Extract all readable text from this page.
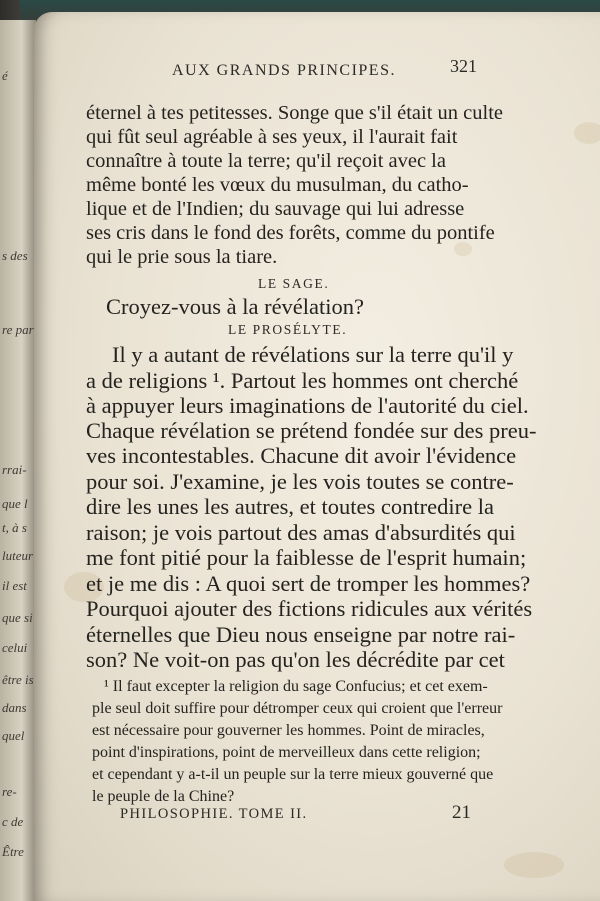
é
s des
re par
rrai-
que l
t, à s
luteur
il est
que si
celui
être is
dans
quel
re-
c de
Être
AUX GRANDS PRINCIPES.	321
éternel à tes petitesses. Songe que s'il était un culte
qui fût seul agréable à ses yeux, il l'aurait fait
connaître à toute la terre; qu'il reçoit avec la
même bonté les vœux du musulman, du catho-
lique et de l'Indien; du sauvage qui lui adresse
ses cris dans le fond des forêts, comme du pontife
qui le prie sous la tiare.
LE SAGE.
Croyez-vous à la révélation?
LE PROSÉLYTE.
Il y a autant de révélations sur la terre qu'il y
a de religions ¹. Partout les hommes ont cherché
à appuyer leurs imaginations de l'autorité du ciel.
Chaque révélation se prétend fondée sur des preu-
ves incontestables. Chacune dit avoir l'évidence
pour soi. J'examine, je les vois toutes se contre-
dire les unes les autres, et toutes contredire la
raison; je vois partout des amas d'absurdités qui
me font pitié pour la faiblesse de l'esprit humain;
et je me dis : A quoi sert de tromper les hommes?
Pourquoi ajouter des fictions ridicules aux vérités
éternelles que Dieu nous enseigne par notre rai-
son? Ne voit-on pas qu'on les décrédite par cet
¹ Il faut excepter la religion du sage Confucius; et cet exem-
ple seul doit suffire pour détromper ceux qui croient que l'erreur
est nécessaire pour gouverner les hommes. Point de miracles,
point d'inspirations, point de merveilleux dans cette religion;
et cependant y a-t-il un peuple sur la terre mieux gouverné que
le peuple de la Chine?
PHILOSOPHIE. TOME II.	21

········

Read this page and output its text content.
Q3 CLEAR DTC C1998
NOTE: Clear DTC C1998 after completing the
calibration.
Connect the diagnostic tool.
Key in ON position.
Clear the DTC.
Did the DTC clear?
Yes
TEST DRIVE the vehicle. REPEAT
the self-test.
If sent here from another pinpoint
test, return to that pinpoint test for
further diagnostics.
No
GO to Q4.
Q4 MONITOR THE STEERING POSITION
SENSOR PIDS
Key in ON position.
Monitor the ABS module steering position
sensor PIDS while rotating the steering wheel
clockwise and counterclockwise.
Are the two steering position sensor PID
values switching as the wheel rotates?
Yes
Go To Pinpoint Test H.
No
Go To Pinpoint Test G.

········

The problem →
Copy out each line of the records that holds the string "vois".

Exercise response →
pour soi. J'examine, je les vois toutes se contre-
raison; je vois partout des amas d'absurdités qui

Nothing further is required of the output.